_TASK DATA_.

---

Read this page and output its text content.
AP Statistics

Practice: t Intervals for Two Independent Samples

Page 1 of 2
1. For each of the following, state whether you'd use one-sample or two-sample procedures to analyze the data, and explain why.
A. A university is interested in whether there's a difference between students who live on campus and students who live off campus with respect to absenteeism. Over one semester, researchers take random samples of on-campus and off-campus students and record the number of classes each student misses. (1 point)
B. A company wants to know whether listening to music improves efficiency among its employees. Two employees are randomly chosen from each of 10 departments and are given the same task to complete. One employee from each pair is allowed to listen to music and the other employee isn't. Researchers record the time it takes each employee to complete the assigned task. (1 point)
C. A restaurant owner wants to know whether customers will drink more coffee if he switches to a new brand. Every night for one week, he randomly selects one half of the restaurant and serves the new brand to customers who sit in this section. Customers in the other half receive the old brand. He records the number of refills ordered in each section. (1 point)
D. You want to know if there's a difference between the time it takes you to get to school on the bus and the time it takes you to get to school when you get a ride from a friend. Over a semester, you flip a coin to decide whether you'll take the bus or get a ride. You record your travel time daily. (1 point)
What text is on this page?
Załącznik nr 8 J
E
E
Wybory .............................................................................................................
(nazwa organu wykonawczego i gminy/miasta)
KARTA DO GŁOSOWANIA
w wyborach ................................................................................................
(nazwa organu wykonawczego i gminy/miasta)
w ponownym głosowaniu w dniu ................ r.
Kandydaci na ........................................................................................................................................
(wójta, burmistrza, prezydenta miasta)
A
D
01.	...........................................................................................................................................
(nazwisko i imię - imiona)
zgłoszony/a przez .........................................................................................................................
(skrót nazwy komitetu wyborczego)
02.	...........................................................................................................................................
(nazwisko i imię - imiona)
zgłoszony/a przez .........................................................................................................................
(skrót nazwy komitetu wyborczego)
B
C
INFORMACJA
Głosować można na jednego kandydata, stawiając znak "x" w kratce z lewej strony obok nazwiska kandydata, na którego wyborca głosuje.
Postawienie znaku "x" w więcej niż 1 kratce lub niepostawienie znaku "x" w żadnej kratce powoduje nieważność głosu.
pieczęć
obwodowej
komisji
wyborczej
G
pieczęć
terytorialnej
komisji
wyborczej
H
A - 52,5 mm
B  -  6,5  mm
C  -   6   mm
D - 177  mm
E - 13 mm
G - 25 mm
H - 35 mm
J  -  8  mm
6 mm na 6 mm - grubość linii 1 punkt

---

_EXERCISE DESCRIPTION_. Count the lines of the material that include the word "know", then state only the total.

_THE SOLUTION_. 3